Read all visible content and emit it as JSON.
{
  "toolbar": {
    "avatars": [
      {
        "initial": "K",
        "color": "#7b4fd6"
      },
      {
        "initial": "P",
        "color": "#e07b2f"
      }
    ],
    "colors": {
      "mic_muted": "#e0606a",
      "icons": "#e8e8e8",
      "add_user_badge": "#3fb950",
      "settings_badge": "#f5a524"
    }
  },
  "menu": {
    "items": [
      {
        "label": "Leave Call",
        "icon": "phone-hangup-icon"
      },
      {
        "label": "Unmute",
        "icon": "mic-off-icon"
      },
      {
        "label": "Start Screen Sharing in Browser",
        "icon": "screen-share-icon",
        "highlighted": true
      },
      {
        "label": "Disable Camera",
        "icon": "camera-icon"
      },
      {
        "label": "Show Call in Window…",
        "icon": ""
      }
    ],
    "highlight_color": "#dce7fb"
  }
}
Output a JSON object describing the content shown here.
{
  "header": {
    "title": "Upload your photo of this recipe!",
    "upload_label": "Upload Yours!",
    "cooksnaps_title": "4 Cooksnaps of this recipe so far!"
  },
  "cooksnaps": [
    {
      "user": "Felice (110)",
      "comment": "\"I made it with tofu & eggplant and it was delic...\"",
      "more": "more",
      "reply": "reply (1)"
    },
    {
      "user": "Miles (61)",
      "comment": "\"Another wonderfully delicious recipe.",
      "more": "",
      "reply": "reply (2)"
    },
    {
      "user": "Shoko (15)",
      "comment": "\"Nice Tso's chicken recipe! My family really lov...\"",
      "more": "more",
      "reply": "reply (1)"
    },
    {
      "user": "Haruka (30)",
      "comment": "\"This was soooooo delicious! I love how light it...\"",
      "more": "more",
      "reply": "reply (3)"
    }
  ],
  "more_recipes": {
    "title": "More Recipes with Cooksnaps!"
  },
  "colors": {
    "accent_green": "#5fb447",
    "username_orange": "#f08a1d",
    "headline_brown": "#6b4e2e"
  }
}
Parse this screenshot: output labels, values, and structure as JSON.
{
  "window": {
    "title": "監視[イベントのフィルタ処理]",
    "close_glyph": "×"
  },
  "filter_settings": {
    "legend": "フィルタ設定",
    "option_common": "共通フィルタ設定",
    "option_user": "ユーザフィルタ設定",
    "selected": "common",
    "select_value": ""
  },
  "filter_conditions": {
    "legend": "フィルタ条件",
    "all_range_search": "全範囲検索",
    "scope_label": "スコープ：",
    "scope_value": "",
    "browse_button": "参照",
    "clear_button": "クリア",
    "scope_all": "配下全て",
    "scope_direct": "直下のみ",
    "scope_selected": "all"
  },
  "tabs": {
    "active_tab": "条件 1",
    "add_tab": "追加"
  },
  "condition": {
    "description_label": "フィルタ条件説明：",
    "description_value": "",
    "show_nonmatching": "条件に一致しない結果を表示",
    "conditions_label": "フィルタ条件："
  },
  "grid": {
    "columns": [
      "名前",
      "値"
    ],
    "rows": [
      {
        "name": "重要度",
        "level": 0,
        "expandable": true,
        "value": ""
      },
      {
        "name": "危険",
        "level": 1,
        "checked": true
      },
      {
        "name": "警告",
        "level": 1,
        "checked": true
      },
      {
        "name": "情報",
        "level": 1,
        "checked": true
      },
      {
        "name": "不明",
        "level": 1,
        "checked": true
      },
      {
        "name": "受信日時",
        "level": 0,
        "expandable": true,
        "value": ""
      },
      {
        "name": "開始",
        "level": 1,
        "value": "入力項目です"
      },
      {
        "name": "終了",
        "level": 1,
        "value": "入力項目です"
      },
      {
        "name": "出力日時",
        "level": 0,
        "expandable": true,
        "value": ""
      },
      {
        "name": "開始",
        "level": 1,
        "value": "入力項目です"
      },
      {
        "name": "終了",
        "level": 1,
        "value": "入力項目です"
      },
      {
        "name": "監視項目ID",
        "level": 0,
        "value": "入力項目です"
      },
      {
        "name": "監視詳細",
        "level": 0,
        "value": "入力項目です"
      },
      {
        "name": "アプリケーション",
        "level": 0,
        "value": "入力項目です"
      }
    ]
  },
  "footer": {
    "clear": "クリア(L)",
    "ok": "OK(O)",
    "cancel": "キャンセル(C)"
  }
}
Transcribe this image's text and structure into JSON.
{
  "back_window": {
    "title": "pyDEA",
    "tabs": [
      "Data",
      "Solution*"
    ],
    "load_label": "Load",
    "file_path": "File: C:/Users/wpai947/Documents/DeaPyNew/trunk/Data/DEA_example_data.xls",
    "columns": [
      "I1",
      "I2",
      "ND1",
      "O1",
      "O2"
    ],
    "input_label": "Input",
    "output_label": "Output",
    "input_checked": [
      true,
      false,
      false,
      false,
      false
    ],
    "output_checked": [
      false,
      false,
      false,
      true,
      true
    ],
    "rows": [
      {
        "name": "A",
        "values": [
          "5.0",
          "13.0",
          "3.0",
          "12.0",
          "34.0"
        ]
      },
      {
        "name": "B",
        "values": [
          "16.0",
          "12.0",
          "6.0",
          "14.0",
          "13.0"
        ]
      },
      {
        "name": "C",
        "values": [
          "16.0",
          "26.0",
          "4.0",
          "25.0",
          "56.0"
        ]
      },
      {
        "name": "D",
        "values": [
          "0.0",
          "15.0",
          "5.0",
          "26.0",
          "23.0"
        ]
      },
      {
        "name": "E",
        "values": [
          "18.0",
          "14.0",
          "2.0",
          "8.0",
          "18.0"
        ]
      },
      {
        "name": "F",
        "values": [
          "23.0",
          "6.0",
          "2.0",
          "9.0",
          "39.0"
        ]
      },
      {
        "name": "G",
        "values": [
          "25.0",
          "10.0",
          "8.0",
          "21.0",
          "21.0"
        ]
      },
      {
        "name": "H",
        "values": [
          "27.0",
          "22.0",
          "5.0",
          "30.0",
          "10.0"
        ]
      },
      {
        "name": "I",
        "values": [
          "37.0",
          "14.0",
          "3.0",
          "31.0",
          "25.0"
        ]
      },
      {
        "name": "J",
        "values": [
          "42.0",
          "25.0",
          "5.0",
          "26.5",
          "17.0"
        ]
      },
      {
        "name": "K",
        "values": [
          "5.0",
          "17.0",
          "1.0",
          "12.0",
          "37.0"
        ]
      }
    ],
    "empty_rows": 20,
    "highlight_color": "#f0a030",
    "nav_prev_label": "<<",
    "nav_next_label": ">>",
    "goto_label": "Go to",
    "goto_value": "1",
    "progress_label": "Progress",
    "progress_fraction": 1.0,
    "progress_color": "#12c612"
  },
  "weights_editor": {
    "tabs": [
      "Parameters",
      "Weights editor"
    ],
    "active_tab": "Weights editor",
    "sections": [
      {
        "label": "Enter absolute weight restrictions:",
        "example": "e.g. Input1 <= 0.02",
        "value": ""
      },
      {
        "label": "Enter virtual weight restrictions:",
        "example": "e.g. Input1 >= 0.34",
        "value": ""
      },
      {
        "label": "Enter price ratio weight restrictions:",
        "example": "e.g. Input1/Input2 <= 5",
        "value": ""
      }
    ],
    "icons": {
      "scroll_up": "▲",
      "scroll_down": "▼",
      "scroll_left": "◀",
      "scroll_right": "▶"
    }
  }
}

:::

◆ **What this task involves**
Reproduce the material above exactly; please quote every line of it.

◆ **Task solution**
Read all visible content and emit it as JSON.
{
  "toolbar": {
    "avatars": [
      {
        "initial": "K",
        "color": "#7b4fd6"
      },
      {
        "initial": "P",
        "color": "#e07b2f"
      }
    ],
    "colors": {
      "mic_muted": "#e0606a",
      "icons": "#e8e8e8",
      "add_user_badge": "#3fb950",
      "settings_badge": "#f5a524"
    }
  },
  "menu": {
    "items": [
      {
        "label": "Leave Call",
        "icon": "phone-hangup-icon"
      },
      {
        "label": "Unmute",
        "icon": "mic-off-icon"
      },
      {
        "label": "Start Screen Sharing in Browser",
        "icon": "screen-share-icon",
        "highlighted": true
      },
      {
        "label": "Disable Camera",
        "icon": "camera-icon"
      },
      {
        "label": "Show Call in Window…",
        "icon": ""
      }
    ],
    "highlight_color": "#dce7fb"
  }
}
Output a JSON object describing the content shown here.
{
  "header": {
    "title": "Upload your photo of this recipe!",
    "upload_label": "Upload Yours!",
    "cooksnaps_title": "4 Cooksnaps of this recipe so far!"
  },
  "cooksnaps": [
    {
      "user": "Felice (110)",
      "comment": "\"I made it with tofu & eggplant and it was delic...\"",
      "more": "more",
      "reply": "reply (1)"
    },
    {
      "user": "Miles (61)",
      "comment": "\"Another wonderfully delicious recipe.",
      "more": "",
      "reply": "reply (2)"
    },
    {
      "user": "Shoko (15)",
      "comment": "\"Nice Tso's chicken recipe! My family really lov...\"",
      "more": "more",
      "reply": "reply (1)"
    },
    {
      "user": "Haruka (30)",
      "comment": "\"This was soooooo delicious! I love how light it...\"",
      "more": "more",
      "reply": "reply (3)"
    }
  ],
  "more_recipes": {
    "title": "More Recipes with Cooksnaps!"
  },
  "colors": {
    "accent_green": "#5fb447",
    "username_orange": "#f08a1d",
    "headline_brown": "#6b4e2e"
  }
}
Parse this screenshot: output labels, values, and structure as JSON.
{
  "window": {
    "title": "監視[イベントのフィルタ処理]",
    "close_glyph": "×"
  },
  "filter_settings": {
    "legend": "フィルタ設定",
    "option_common": "共通フィルタ設定",
    "option_user": "ユーザフィルタ設定",
    "selected": "common",
    "select_value": ""
  },
  "filter_conditions": {
    "legend": "フィルタ条件",
    "all_range_search": "全範囲検索",
    "scope_label": "スコープ：",
    "scope_value": "",
    "browse_button": "参照",
    "clear_button": "クリア",
    "scope_all": "配下全て",
    "scope_direct": "直下のみ",
    "scope_selected": "all"
  },
  "tabs": {
    "active_tab": "条件 1",
    "add_tab": "追加"
  },
  "condition": {
    "description_label": "フィルタ条件説明：",
    "description_value": "",
    "show_nonmatching": "条件に一致しない結果を表示",
    "conditions_label": "フィルタ条件："
  },
  "grid": {
    "columns": [
      "名前",
      "値"
    ],
    "rows": [
      {
        "name": "重要度",
        "level": 0,
        "expandable": true,
        "value": ""
      },
      {
        "name": "危険",
        "level": 1,
        "checked": true
      },
      {
        "name": "警告",
        "level": 1,
        "checked": true
      },
      {
        "name": "情報",
        "level": 1,
        "checked": true
      },
      {
        "name": "不明",
        "level": 1,
        "checked": true
      },
      {
        "name": "受信日時",
        "level": 0,
        "expandable": true,
        "value": ""
      },
      {
        "name": "開始",
        "level": 1,
        "value": "入力項目です"
      },
      {
        "name": "終了",
        "level": 1,
        "value": "入力項目です"
      },
      {
        "name": "出力日時",
        "level": 0,
        "expandable": true,
        "value": ""
      },
      {
        "name": "開始",
        "level": 1,
        "value": "入力項目です"
      },
      {
        "name": "終了",
        "level": 1,
        "value": "入力項目です"
      },
      {
        "name": "監視項目ID",
        "level": 0,
        "value": "入力項目です"
      },
      {
        "name": "監視詳細",
        "level": 0,
        "value": "入力項目です"
      },
      {
        "name": "アプリケーション",
        "level": 0,
        "value": "入力項目です"
      }
    ]
  },
  "footer": {
    "clear": "クリア(L)",
    "ok": "OK(O)",
    "cancel": "キャンセル(C)"
  }
}
Transcribe this image's text and structure into JSON.
{
  "back_window": {
    "title": "pyDEA",
    "tabs": [
      "Data",
      "Solution*"
    ],
    "load_label": "Load",
    "file_path": "File: C:/Users/wpai947/Documents/DeaPyNew/trunk/Data/DEA_example_data.xls",
    "columns": [
      "I1",
      "I2",
      "ND1",
      "O1",
      "O2"
    ],
    "input_label": "Input",
    "output_label": "Output",
    "input_checked": [
      true,
      false,
      false,
      false,
      false
    ],
    "output_checked": [
      false,
      false,
      false,
      true,
      true
    ],
    "rows": [
      {
        "name": "A",
        "values": [
          "5.0",
          "13.0",
          "3.0",
          "12.0",
          "34.0"
        ]
      },
      {
        "name": "B",
        "values": [
          "16.0",
          "12.0",
          "6.0",
          "14.0",
          "13.0"
        ]
      },
      {
        "name": "C",
        "values": [
          "16.0",
          "26.0",
          "4.0",
          "25.0",
          "56.0"
        ]
      },
      {
        "name": "D",
        "values": [
          "0.0",
          "15.0",
          "5.0",
          "26.0",
          "23.0"
        ]
      },
      {
        "name": "E",
        "values": [
          "18.0",
          "14.0",
          "2.0",
          "8.0",
          "18.0"
        ]
      },
      {
        "name": "F",
        "values": [
          "23.0",
          "6.0",
          "2.0",
          "9.0",
          "39.0"
        ]
      },
      {
        "name": "G",
        "values": [
          "25.0",
          "10.0",
          "8.0",
          "21.0",
          "21.0"
        ]
      },
      {
        "name": "H",
        "values": [
          "27.0",
          "22.0",
          "5.0",
          "30.0",
          "10.0"
        ]
      },
      {
        "name": "I",
        "values": [
          "37.0",
          "14.0",
          "3.0",
          "31.0",
          "25.0"
        ]
      },
      {
        "name": "J",
        "values": [
          "42.0",
          "25.0",
          "5.0",
          "26.5",
          "17.0"
        ]
      },
      {
        "name": "K",
        "values": [
          "5.0",
          "17.0",
          "1.0",
          "12.0",
          "37.0"
        ]
      }
    ],
    "empty_rows": 20,
    "highlight_color": "#f0a030",
    "nav_prev_label": "<<",
    "nav_next_label": ">>",
    "goto_label": "Go to",
    "goto_value": "1",
    "progress_label": "Progress",
    "progress_fraction": 1.0,
    "progress_color": "#12c612"
  },
  "weights_editor": {
    "tabs": [
      "Parameters",
      "Weights editor"
    ],
    "active_tab": "Weights editor",
    "sections": [
      {
        "label": "Enter absolute weight restrictions:",
        "example": "e.g. Input1 <= 0.02",
        "value": ""
      },
      {
        "label": "Enter virtual weight restrictions:",
        "example": "e.g. Input1 >= 0.34",
        "value": ""
      },
      {
        "label": "Enter price ratio weight restrictions:",
        "example": "e.g. Input1/Input2 <= 5",
        "value": ""
      }
    ],
    "icons": {
      "scroll_up": "▲",
      "scroll_down": "▼",
      "scroll_left": "◀",
      "scroll_right": "▶"
    }
  }
}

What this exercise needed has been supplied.